▸ **Prompt**: Lines that contain the string "الشاعر" are to be copied; leave out all others.

▸ **Dataset entries**:
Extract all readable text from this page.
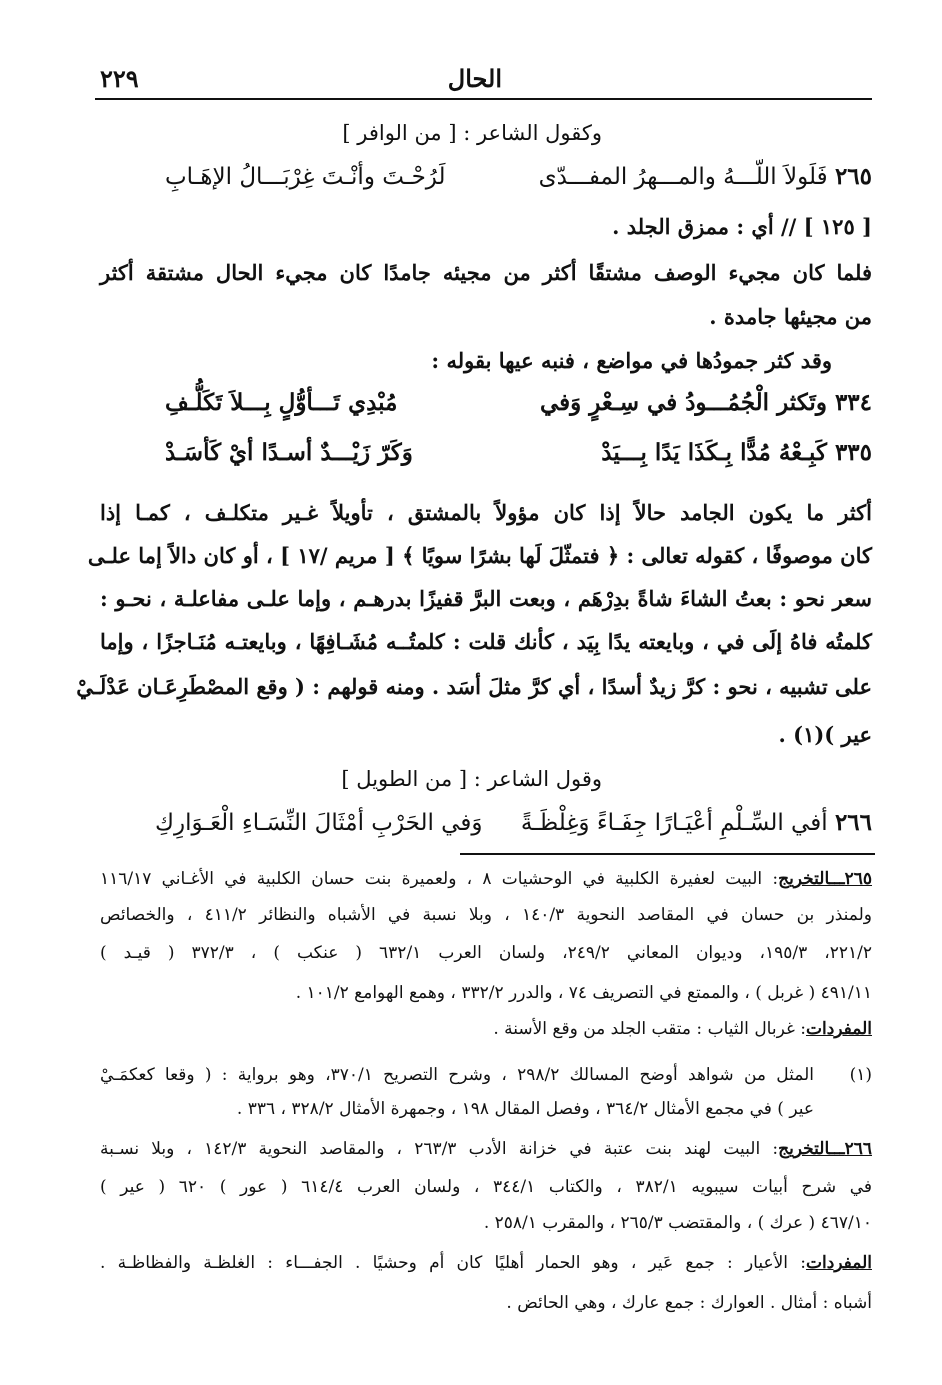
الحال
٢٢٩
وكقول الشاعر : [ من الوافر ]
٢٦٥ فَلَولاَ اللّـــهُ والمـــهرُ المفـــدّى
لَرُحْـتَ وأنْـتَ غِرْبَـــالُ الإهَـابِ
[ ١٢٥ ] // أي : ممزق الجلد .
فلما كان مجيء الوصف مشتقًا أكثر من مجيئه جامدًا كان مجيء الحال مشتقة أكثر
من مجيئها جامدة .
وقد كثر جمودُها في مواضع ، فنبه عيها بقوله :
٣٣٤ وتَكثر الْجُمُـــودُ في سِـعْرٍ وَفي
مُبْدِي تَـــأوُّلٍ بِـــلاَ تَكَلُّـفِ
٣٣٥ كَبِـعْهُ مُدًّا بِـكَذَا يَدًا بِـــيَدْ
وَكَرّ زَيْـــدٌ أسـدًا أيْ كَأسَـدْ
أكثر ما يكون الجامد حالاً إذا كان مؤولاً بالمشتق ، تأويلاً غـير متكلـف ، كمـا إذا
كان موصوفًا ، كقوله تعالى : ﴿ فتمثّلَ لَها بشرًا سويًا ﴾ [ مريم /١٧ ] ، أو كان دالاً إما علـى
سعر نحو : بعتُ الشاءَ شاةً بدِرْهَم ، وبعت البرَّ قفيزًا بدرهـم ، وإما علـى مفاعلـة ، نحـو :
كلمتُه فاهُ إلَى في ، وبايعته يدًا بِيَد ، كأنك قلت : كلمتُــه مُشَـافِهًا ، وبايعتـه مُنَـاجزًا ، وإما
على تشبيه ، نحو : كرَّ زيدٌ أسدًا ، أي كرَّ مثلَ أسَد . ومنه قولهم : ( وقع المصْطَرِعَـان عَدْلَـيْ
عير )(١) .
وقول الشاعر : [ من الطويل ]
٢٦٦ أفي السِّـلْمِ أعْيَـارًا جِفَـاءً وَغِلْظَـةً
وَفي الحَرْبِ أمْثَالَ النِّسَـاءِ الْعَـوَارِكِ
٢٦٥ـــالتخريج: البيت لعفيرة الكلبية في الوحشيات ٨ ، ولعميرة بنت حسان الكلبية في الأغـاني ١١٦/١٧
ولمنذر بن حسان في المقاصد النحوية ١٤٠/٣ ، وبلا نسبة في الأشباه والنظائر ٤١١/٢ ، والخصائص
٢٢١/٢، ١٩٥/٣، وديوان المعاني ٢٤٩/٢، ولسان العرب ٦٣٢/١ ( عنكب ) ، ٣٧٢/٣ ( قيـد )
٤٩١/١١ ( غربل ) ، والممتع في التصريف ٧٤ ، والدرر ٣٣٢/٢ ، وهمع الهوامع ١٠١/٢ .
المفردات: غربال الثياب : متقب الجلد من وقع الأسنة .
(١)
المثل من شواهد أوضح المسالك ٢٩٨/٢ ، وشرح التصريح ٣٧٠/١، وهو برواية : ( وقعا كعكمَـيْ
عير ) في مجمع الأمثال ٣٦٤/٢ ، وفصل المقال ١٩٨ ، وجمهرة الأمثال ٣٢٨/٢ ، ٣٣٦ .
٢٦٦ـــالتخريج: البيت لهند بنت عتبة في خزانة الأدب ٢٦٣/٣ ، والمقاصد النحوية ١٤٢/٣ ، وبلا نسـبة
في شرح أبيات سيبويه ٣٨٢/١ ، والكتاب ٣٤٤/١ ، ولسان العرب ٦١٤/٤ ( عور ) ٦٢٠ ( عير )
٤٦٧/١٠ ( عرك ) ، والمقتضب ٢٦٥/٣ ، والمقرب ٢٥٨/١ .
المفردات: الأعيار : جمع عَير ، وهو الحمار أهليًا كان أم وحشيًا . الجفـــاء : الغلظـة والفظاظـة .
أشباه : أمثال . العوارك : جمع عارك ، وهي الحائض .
...
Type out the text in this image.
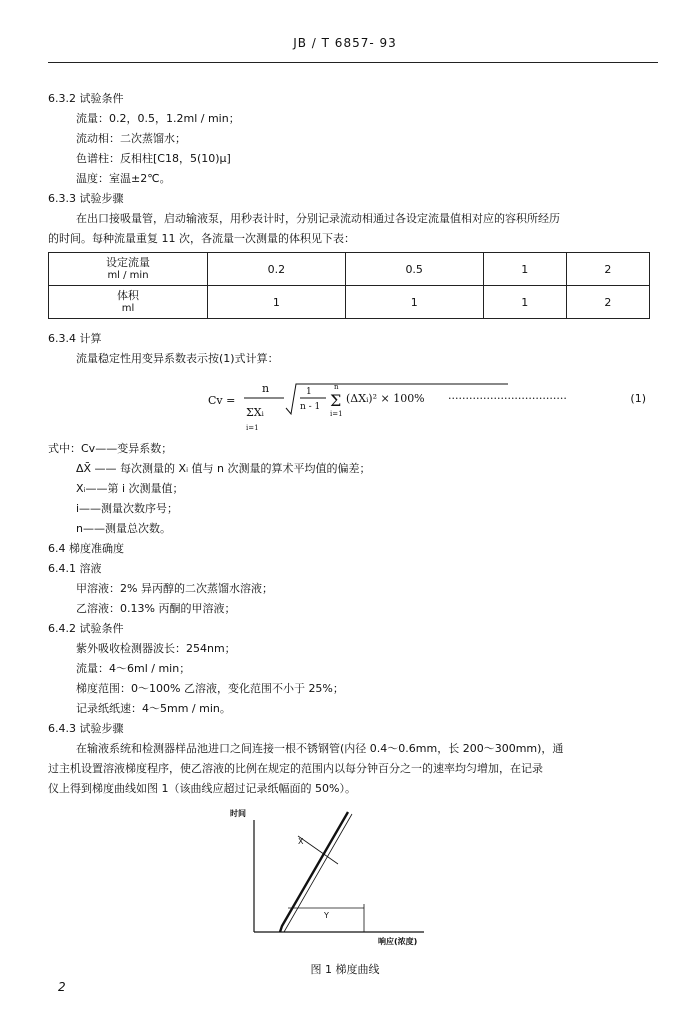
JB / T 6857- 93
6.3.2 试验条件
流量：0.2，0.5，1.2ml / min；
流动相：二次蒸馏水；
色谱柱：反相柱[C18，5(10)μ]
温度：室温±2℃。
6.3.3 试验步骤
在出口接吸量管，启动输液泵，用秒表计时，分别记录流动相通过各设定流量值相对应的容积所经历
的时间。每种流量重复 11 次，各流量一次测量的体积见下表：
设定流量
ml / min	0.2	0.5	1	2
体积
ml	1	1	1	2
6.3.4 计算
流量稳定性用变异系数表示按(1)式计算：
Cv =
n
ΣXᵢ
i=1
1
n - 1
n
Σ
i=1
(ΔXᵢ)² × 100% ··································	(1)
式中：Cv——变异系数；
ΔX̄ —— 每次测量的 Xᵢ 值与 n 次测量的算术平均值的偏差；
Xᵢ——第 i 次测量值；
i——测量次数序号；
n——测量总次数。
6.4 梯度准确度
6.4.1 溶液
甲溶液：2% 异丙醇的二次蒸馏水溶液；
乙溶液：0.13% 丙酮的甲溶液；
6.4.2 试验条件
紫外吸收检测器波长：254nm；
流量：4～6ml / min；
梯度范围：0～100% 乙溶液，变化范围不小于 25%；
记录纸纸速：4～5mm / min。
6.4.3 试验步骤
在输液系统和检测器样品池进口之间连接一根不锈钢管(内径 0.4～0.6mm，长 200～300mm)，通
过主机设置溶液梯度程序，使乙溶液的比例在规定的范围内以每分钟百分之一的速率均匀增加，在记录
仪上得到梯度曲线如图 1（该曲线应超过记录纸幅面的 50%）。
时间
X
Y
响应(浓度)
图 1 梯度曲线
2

▸ **Exercise output**:
وكقول الشاعر : [ من الوافر ]
وقول الشاعر : [ من الطويل ]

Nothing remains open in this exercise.